→ Your goal: Pull every line containing "Code" out of the material below.
------
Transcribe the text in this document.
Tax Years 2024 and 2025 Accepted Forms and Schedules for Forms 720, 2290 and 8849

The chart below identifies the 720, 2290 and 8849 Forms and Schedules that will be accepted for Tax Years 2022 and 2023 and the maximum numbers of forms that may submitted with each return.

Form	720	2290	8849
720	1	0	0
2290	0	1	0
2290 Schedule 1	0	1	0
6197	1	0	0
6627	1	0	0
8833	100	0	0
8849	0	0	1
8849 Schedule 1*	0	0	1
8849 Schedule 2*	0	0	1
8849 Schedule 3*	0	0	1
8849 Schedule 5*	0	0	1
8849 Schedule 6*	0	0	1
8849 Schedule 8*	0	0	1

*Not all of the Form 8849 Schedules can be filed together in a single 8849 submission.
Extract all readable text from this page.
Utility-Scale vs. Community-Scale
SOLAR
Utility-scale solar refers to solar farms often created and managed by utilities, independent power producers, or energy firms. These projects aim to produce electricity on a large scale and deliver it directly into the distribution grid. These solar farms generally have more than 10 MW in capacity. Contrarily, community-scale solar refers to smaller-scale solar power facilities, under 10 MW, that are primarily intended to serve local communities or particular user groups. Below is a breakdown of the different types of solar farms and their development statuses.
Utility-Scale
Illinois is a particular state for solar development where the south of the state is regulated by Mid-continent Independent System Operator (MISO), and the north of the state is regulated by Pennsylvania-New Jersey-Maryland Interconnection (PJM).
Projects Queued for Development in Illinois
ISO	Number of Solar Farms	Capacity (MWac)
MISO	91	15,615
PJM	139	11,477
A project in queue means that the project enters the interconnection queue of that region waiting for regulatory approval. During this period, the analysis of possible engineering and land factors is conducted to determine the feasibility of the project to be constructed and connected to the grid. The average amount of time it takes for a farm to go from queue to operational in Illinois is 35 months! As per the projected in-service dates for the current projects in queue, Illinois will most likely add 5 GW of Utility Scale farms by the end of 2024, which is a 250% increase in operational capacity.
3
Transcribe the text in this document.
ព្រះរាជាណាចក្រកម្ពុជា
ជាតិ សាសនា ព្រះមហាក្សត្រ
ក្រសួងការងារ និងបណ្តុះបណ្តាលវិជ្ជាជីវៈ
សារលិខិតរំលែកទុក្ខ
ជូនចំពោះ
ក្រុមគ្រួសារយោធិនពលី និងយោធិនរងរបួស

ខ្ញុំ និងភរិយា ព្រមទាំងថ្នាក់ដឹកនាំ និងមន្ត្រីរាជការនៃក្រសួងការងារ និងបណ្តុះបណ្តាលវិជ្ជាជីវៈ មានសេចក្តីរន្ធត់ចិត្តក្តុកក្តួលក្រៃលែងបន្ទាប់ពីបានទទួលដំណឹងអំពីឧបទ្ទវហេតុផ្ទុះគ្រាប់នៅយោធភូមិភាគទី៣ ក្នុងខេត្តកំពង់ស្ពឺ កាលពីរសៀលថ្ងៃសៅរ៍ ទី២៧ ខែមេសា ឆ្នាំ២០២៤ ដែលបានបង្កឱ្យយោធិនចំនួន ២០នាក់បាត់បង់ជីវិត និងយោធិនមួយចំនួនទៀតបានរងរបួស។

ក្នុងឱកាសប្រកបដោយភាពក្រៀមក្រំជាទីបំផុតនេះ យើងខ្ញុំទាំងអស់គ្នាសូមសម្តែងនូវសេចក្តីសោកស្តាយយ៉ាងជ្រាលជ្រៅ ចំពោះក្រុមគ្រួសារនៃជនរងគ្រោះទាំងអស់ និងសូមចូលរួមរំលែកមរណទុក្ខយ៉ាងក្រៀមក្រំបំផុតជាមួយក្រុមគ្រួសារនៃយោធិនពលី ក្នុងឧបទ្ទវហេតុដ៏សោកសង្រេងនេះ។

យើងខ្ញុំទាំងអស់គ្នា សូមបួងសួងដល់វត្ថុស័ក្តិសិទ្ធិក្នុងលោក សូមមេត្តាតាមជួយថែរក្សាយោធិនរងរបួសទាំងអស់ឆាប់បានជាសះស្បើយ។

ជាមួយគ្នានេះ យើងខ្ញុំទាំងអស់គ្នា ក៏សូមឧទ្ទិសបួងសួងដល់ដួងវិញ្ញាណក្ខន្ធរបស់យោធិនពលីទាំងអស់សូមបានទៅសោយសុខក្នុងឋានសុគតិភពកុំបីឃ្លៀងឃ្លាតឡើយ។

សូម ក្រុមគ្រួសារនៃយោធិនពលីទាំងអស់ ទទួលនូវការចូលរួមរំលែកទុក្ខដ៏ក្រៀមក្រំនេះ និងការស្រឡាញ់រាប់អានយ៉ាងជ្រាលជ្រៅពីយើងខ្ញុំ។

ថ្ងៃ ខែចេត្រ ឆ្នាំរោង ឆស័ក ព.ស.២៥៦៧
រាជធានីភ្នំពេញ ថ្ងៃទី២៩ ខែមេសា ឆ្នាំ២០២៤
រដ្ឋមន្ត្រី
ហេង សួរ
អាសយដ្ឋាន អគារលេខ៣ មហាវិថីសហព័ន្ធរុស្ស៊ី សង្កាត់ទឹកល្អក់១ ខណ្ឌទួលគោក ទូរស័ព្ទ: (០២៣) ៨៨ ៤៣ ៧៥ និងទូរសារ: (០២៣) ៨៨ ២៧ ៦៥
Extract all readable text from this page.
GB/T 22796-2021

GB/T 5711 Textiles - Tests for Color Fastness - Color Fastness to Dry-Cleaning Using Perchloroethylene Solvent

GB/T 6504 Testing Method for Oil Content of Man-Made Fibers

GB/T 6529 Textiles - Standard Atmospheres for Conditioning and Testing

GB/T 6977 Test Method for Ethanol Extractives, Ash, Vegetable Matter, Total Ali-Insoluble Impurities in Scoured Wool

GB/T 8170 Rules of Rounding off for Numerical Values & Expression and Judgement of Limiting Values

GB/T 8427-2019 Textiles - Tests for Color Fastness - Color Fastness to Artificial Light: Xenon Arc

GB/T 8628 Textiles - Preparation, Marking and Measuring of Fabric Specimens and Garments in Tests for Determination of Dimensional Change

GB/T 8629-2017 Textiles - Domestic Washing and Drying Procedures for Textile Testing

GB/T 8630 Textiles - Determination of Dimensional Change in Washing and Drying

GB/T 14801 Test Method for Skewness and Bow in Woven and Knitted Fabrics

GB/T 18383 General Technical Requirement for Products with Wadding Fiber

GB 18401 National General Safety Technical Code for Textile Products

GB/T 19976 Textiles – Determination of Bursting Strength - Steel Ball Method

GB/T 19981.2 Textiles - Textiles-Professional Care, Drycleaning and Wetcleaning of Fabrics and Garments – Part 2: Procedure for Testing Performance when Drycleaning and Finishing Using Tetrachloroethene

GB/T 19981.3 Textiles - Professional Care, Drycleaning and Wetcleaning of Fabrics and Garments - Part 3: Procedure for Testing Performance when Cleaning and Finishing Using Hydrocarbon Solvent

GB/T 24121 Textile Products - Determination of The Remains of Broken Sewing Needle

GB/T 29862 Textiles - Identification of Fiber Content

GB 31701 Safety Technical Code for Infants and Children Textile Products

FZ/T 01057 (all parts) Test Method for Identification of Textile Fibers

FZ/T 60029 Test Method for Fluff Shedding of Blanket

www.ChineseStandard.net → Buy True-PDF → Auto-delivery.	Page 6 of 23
------
→ The reply:
GB 18401 National General Safety Technical Code for Textile Products
GB 31701 Safety Technical Code for Infants and Children Textile Products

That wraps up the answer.